Figure record extracts:
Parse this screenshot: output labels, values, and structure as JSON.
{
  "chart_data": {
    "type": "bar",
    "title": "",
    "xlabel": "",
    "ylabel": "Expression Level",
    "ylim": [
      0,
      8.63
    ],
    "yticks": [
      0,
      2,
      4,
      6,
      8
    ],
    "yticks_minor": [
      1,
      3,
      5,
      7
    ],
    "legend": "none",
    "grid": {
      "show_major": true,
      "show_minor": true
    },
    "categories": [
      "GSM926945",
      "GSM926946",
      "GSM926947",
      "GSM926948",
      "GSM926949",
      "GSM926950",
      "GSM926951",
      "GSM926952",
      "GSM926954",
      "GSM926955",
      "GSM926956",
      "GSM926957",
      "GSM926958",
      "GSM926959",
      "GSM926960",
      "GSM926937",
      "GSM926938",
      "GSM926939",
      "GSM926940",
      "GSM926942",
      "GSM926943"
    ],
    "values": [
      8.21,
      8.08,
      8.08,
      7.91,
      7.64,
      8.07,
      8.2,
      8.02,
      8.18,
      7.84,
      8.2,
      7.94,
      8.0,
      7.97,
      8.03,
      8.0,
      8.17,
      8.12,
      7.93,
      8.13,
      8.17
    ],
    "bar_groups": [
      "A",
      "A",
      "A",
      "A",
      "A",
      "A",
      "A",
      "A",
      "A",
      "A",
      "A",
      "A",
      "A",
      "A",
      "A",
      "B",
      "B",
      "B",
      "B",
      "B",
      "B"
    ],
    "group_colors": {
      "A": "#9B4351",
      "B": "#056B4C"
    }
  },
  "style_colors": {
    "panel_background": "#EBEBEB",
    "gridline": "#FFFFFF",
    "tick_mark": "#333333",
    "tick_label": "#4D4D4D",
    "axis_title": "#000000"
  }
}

## WHAT YOU HAVE TO DO
Exactly as written, please output every entry.

## FULL OUTPUT
Parse this screenshot: output labels, values, and structure as JSON.
{
  "chart_data": {
    "type": "bar",
    "title": "",
    "xlabel": "",
    "ylabel": "Expression Level",
    "ylim": [
      0,
      8.63
    ],
    "yticks": [
      0,
      2,
      4,
      6,
      8
    ],
    "yticks_minor": [
      1,
      3,
      5,
      7
    ],
    "legend": "none",
    "grid": {
      "show_major": true,
      "show_minor": true
    },
    "categories": [
      "GSM926945",
      "GSM926946",
      "GSM926947",
      "GSM926948",
      "GSM926949",
      "GSM926950",
      "GSM926951",
      "GSM926952",
      "GSM926954",
      "GSM926955",
      "GSM926956",
      "GSM926957",
      "GSM926958",
      "GSM926959",
      "GSM926960",
      "GSM926937",
      "GSM926938",
      "GSM926939",
      "GSM926940",
      "GSM926942",
      "GSM926943"
    ],
    "values": [
      8.21,
      8.08,
      8.08,
      7.91,
      7.64,
      8.07,
      8.2,
      8.02,
      8.18,
      7.84,
      8.2,
      7.94,
      8.0,
      7.97,
      8.03,
      8.0,
      8.17,
      8.12,
      7.93,
      8.13,
      8.17
    ],
    "bar_groups": [
      "A",
      "A",
      "A",
      "A",
      "A",
      "A",
      "A",
      "A",
      "A",
      "A",
      "A",
      "A",
      "A",
      "A",
      "A",
      "B",
      "B",
      "B",
      "B",
      "B",
      "B"
    ],
    "group_colors": {
      "A": "#9B4351",
      "B": "#056B4C"
    }
  },
  "style_colors": {
    "panel_background": "#EBEBEB",
    "gridline": "#FFFFFF",
    "tick_mark": "#333333",
    "tick_label": "#4D4D4D",
    "axis_title": "#000000"
  }
}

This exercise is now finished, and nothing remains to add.